— Start of MATERIAL —

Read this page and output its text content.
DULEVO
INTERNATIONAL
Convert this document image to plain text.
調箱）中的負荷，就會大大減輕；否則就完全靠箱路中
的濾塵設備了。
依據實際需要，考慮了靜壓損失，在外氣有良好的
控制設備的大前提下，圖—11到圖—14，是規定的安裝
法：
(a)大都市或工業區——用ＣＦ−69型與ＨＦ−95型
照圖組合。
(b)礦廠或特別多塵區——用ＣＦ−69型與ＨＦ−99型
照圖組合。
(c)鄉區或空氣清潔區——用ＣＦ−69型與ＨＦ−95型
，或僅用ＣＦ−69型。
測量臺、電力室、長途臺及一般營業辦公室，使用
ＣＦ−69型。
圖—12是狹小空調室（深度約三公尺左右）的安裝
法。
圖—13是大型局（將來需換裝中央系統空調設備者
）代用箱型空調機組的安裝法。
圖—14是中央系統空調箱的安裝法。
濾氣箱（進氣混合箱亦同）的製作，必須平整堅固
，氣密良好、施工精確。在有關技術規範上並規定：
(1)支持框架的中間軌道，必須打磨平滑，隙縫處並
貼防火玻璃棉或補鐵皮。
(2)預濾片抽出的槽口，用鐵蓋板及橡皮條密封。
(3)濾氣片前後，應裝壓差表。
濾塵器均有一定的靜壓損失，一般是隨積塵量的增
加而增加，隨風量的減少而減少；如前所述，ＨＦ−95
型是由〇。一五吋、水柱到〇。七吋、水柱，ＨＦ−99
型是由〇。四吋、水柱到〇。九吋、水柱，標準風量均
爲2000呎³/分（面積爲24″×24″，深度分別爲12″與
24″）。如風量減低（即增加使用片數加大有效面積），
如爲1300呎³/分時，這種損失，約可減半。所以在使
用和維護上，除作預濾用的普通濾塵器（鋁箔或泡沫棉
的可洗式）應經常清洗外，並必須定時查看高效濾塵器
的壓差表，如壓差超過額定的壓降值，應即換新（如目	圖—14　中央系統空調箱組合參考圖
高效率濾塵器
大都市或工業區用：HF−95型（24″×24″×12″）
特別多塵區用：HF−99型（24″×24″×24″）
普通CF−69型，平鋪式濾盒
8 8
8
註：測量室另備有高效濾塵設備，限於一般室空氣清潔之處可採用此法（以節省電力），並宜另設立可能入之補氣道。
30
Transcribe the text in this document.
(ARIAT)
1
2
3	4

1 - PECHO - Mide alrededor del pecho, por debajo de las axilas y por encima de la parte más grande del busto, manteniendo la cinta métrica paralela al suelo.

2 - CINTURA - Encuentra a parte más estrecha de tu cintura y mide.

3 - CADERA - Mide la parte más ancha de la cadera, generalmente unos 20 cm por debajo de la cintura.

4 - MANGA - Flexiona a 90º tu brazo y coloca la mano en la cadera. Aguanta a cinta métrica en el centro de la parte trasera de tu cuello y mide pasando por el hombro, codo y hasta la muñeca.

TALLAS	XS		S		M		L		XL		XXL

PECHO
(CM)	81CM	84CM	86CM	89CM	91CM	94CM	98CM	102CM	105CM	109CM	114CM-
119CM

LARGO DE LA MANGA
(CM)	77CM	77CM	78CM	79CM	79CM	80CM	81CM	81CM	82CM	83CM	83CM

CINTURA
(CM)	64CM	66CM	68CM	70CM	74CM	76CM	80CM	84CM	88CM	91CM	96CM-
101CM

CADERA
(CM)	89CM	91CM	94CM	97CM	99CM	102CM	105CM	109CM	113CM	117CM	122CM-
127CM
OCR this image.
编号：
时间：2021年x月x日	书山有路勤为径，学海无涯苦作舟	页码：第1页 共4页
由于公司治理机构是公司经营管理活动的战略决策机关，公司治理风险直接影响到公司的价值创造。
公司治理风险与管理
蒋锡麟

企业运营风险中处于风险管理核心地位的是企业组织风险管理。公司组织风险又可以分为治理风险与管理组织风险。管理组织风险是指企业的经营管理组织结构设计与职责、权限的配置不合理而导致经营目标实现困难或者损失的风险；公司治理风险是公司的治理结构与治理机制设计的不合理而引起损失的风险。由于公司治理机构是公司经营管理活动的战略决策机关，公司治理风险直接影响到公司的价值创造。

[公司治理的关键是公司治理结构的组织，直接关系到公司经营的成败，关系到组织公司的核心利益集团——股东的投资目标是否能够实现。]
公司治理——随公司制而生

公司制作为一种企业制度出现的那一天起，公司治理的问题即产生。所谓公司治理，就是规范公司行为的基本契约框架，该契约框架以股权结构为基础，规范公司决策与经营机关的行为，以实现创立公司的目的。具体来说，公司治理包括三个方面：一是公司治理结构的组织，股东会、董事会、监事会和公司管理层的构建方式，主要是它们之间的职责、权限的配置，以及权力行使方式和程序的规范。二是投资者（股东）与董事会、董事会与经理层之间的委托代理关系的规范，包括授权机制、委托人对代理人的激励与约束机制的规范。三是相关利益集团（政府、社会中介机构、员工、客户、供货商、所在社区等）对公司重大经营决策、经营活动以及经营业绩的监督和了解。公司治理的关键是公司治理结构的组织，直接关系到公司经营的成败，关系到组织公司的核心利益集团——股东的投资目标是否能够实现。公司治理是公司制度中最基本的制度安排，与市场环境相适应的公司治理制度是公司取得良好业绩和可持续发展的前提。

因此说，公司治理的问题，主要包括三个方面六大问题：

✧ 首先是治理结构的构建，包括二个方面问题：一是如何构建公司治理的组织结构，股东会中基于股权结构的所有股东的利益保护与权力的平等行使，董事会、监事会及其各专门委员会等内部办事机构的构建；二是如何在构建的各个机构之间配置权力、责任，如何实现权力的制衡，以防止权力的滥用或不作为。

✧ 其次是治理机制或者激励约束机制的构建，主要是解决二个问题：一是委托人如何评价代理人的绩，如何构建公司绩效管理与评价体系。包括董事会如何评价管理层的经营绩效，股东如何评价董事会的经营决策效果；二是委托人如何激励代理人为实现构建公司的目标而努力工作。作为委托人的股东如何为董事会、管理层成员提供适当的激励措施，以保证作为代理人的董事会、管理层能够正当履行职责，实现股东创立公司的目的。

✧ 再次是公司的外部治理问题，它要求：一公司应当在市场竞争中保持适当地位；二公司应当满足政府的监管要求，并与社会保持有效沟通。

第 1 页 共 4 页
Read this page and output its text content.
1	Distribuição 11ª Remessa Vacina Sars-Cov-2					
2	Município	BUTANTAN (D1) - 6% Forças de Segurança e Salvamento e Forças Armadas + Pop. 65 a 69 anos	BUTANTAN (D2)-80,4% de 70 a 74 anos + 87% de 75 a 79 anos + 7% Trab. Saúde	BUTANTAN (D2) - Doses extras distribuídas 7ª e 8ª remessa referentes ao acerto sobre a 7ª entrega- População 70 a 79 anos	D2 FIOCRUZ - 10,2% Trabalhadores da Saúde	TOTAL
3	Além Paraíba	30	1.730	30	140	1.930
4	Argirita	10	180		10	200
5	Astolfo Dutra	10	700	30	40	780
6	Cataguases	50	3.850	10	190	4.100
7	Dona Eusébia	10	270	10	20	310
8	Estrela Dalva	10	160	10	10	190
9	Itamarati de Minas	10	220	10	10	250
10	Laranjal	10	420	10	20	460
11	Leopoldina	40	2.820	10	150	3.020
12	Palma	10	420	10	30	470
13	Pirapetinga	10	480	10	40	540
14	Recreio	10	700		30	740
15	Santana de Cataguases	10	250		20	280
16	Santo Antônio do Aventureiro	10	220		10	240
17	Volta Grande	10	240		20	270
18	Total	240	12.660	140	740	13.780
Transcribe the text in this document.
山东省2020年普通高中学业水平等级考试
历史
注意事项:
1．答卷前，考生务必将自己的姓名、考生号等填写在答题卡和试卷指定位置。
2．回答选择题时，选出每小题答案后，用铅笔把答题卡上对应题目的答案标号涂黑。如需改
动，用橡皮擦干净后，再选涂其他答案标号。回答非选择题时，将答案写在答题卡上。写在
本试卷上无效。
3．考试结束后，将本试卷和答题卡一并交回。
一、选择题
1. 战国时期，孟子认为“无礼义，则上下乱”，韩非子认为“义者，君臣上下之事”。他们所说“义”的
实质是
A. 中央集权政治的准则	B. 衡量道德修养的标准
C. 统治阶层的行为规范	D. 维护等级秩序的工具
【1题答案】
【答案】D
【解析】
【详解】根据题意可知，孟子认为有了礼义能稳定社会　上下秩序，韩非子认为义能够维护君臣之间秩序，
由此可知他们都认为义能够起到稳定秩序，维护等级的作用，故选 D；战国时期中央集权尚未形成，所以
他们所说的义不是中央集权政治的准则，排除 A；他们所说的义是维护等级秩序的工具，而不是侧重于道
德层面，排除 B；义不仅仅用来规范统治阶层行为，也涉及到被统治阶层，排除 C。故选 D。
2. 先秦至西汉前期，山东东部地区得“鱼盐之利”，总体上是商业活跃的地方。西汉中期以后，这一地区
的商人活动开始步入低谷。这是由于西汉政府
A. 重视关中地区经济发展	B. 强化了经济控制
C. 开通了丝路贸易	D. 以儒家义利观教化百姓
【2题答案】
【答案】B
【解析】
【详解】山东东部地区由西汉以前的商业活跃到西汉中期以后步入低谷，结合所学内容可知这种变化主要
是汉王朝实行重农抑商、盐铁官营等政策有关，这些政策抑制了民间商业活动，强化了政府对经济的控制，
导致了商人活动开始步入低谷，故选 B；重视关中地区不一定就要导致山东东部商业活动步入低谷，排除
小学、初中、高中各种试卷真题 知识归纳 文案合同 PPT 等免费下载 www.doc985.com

— End of MATERIAL —

> YOUR TASK
Identify each line in the records above containing the word "cinta"; copy those lines.

> WRITTEN ANSWER
1 - PECHO - Mide alrededor del pecho, por debajo de las axilas y por encima de la parte más grande del busto, manteniendo la cinta métrica paralela al suelo.
4 - MANGA - Flexiona a 90º tu brazo y coloca la mano en la cadera. Aguanta a cinta métrica en el centro de la parte trasera de tu cuello y mide pasando por el hombro, codo y hasta la muñeca.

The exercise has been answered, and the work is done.